Text segment -

= Beginning of Section =

The Family Coalition Party fielded several candidates in the 1990 provincial election, none of whom were elected.  Information about these candidates may be found on this page.

Candidates

Brantford: Peter Quail
Peter Quail is a cattle farmer and a seller of garden accessories. He has worked in Pakistan. In the 1980s, he was the North American distributor of a lightweight air-filtration helmet marketed for chronic and severe allergy sufferers. He served on the board of the Canadian Catholic Bioethics Institute in 2005. Quail received 1,413 votes (3.87%) in 1990, finishing fourth against New Democratic Party candidate Brad Ward.

He wrote a letter to the National Post newspaper in 1999, arguing that parents should not calculate the financial costs of having children when deciding to start a family. The following year, he wrote a letter calling for retention of the Lord's Prayer in the Legislative Assembly of Ontario. He has also written against the Kyoto Accord and has suggested that global warming is the result of a natural change in the earth's temperature.

Cambridge: Anneliese Steden
Anneliese Steden was raised in Germany, spending some of her early years in a small village following World War II. She described herself as a retired nurse in 2003. She identifies as a Roman Catholic and is a veteran anti-abortion activist in Canada.

Steden has been a prominent member of the group Cambridge Right to Life for many years. During the 1980s, this group was known as one of the most active anti-abortion groups in Canada. She has also been active with Operation Rescue, a group known for its aggressive protests outside abortion clinics. She was arrested in 1998 for protesting outside a Toronto clinic in violation of a court injunction; the charge was later dismissed on a technicality. She has described her upbringing a pivotal influence on her decision to engage in civil disobedience, saying that the leaders of Nazi Germany were able to commit their crimes because of a population that passively followed authority.

As of 1999, legal abortion services were not provided in Cambridge. Steden has said that this was due, in part, to the aggressive protest activities that she took part in ten years earlier. Many supporters and detractors agreed.

Steden is also an anti-pornography activist. In 1992, she wrote an opinion piece condemning her local library for carrying an erotic book by the singer Madonna.

She has been a Family Coalition Party candidate in two elections. She also ran for a seat on the Cambridge city council in 1991, running a campaign that seems to have focused on local issues. She was fifty-four years old at the time and identified as a homemaker. In 2003, she ran for a seat on the Waterloo Catholic District School Board, opposing the presence of public health nurses in Catholic high schools.

Hamilton Centre: Jewell Wolgram

Jewell Wolgram received 365 votes (1.44%), finishing sixth against New Democratic Party candidate David Christopherson.

= End of Section =

Supplied entries -

= Beginning of Section =

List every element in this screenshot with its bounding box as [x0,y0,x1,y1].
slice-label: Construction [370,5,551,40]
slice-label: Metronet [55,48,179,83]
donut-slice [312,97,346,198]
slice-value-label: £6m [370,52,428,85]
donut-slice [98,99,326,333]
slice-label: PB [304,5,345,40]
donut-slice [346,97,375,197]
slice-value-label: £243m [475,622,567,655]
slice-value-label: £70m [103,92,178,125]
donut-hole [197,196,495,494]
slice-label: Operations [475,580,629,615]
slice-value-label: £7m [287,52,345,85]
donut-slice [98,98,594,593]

= End of Section =

In the text on the Family Coalition Party's 1990 candidates, why does Anneliese Steden say her upbringing shaped her decision to engage in civil disobedience? Answer in one to three sentences.

Answer box - Steden was raised in Germany and spent some of her early years in a small village after World War II. She has said that the leaders of Nazi Germany were able to commit their crimes because the population passively followed authority.